─── Supplied records

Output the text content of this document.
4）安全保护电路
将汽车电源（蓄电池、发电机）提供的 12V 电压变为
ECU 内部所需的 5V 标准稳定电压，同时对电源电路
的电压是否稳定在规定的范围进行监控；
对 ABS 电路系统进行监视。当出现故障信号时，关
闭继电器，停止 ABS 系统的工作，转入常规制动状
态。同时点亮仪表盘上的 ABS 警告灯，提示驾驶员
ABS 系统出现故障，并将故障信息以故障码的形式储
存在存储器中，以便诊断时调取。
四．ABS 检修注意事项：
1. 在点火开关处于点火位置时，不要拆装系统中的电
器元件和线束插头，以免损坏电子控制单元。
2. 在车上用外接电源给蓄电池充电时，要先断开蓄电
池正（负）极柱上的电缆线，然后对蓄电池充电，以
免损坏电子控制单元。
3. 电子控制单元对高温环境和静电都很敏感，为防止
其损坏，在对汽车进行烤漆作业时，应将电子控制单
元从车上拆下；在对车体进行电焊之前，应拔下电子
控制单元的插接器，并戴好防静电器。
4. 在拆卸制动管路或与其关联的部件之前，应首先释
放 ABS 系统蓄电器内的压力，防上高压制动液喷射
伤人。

──────
─── Supplied records

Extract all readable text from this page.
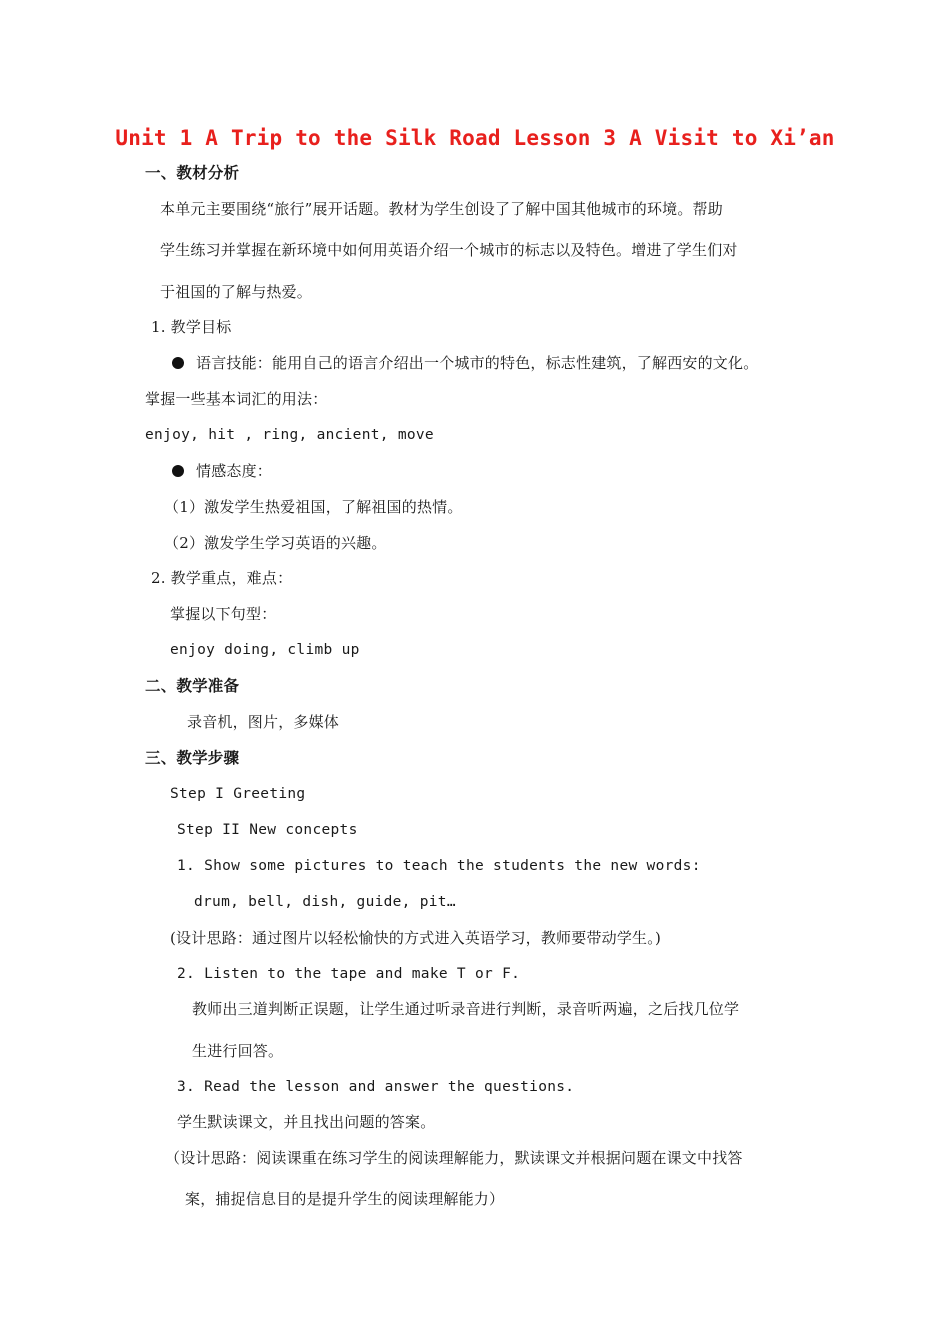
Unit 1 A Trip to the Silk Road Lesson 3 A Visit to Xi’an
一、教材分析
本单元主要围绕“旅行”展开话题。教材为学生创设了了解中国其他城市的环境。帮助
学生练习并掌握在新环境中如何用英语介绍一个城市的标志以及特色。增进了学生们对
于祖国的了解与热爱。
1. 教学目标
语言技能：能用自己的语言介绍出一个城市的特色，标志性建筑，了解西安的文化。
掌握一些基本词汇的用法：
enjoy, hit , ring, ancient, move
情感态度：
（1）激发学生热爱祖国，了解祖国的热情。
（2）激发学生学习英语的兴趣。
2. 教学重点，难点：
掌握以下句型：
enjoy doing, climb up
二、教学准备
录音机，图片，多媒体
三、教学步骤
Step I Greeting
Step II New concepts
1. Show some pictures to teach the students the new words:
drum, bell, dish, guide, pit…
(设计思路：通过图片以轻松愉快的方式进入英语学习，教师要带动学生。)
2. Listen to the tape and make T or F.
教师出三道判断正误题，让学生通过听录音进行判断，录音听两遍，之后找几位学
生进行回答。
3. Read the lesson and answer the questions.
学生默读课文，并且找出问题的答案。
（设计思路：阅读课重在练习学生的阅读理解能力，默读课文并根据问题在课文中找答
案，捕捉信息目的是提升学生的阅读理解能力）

──────

To be done:
Which lines in the records above contain the string "设计思路"? Copy each one.

Result for this task:
(设计思路：通过图片以轻松愉快的方式进入英语学习，教师要带动学生。)
（设计思路：阅读课重在练习学生的阅读理解能力，默读课文并根据问题在课文中找答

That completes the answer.